*** Text segment Section Begins ***

Song goes on to state that in relation to the suffering of God in Jesus "what is distinctive about Christ's sufferings for Asians [is that he suffers] with humans as a fellow sufferer. In Christ God loves his people so much that God suffers with them and dies with them" (273); Jesus listens and responds to the cries of the desperate masses who suffer for lack of democracy, justice, and human rights (267-277). Kärkkäinen holds that "the future of distinctively Asian Christology depends on how well Christian theology succeeds in speaking to … Asia's ancient yet still vibrant religious life and utmost poverty" (278).
Emerging Questions
Kärkkäinen's reference to "Asia's ancient yet still vibrant religious life and utmost poverty" is first and foremost in my mind in relation to my work in Asia. The Catholics where I work have a kind of faith and devotion to Christ and the Church that I have seen nowhere in the world , yet, the Christian tradition in Asia appears in so many cases to be a foreign import directly dropped into an Asian context from a Western factory. The Catholic Church has been present in many parts of Asia for 400 – 500 years, yet, externally at least, the Church in the countries of that region seems to 'look like' the Church of the West, little that is visibly 'Asian' has developed about the faith of these now long established Christian communities. I get the impression that the Church perhaps has yet to become a part of the culture of which it has so long been part.

*** Text segment Section Ends ***
*** Record set Section Begins ***

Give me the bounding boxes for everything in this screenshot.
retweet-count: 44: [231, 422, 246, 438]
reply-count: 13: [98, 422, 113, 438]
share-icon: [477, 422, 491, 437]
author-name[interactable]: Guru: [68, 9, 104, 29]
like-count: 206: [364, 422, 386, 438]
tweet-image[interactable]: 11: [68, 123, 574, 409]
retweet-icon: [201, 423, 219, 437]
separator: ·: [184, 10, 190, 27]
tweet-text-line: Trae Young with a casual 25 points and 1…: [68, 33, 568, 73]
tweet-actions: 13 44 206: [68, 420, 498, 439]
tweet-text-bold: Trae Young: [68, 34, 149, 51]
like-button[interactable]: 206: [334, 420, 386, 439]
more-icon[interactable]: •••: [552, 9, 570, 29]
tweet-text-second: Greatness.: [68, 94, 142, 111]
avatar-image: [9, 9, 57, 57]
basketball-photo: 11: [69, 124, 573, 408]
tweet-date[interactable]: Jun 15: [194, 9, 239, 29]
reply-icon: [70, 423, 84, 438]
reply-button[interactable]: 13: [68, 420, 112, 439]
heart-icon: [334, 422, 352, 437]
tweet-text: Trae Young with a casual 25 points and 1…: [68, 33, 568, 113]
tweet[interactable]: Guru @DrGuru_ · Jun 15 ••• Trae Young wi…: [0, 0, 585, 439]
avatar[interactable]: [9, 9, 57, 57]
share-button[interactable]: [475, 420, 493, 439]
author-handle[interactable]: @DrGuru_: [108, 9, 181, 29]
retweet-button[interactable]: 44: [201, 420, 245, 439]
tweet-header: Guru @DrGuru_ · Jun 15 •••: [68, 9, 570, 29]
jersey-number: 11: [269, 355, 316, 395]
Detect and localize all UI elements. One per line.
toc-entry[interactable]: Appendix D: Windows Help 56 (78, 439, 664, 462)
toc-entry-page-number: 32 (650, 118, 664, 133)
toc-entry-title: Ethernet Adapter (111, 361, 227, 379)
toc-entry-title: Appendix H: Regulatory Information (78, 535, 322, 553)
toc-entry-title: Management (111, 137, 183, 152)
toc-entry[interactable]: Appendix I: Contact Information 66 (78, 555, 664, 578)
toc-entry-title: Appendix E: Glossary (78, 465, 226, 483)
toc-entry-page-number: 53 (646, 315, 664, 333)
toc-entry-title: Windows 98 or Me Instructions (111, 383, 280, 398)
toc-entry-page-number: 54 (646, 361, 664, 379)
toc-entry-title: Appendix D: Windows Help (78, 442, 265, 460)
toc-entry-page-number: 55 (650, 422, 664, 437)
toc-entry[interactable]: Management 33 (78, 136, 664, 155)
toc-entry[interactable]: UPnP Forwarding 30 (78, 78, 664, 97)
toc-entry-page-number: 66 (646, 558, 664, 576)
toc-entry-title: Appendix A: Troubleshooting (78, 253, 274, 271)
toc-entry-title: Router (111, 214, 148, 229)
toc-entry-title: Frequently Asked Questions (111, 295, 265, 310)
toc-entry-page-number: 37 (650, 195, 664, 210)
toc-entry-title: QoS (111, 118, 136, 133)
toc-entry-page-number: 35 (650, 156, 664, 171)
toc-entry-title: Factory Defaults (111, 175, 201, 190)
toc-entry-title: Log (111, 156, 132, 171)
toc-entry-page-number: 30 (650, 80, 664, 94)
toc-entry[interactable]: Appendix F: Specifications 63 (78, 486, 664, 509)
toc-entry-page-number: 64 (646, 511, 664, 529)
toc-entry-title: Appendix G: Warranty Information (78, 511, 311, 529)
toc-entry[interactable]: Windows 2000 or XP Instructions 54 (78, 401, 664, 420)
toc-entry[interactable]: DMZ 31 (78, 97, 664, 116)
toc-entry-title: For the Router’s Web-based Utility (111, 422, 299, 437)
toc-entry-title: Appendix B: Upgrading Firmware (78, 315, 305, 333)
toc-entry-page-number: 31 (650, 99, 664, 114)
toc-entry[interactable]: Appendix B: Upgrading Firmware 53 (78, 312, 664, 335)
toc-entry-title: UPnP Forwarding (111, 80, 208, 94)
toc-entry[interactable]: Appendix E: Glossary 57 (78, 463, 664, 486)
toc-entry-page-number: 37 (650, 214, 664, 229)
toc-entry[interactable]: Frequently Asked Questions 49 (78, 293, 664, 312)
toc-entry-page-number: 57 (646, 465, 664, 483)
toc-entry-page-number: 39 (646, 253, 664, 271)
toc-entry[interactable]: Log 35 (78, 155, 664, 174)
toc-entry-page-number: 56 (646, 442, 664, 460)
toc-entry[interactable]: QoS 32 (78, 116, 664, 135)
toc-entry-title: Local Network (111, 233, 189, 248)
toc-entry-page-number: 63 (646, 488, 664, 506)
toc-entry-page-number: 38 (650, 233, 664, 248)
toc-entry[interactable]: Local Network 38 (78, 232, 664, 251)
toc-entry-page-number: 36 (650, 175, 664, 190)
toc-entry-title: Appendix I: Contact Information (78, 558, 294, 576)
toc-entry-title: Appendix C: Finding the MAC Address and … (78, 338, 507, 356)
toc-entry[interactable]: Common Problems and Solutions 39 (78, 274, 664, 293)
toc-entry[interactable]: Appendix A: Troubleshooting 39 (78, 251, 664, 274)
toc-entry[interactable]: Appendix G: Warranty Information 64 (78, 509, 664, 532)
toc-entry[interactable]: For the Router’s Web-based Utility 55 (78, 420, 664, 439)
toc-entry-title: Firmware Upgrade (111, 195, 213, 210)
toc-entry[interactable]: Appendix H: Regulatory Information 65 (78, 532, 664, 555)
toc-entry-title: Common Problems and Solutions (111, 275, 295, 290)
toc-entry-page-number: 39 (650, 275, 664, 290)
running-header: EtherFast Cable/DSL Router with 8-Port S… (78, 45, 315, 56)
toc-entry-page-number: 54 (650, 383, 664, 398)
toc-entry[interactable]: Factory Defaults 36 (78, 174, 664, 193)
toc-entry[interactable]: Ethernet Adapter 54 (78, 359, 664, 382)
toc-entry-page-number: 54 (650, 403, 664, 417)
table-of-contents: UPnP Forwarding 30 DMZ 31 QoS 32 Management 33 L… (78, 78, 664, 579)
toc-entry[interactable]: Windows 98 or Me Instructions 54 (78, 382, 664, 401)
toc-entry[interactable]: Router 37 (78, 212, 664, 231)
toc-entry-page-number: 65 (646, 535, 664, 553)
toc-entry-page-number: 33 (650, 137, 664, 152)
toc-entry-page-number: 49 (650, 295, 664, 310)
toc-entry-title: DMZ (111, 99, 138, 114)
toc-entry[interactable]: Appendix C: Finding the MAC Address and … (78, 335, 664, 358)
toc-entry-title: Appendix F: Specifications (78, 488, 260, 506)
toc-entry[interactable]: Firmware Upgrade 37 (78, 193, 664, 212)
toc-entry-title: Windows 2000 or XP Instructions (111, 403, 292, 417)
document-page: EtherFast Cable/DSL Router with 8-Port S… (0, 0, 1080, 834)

*** Record set Section Ends ***

Activity 1:
Set down the part of the passage on Asian Christology between "Emerging Questions" and "long been part.", inclusive.
Activity 2:
According to the passage on Asian Christology, how long has the Catholic Church been present in many parts of Asia?
Activity 3:
Translate this sentence from the passage on Asian Christology into Spanish: "I get the impression that the Church perhaps has yet to become a part of the culture of which it has so long been part."
The items are separate material from the passage on Asian Christology.

Task result 1:
Emerging Questions
Kärkkäinen's reference to "Asia's ancient yet still vibrant religious life and utmost poverty" is first and foremost in my mind in relation to my work in Asia. The Catholics where I work have a kind of faith and devotion to Christ and the Church that I have seen nowhere in the world , yet, the Christian tradition in Asia appears in so many cases to be a foreign import directly dropped into an Asian context from a Western factory. The Catholic Church has been present in many parts of Asia for 400 – 500 years, yet, externally at least, the Church in the countries of that region seems to 'look like' the Church of the West, little that is visibly 'Asian' has developed about the faith of these now long established Christian communities. I get the impression that the Church perhaps has yet to become a part of the culture of which it has so long been part.

Task result 2:
For 400 to 500 years.

Task result 3:
Tengo la impresión de que la Iglesia quizás aún no ha llegado a formar parte de la cultura de la que durante tanto tiempo ha formado parte.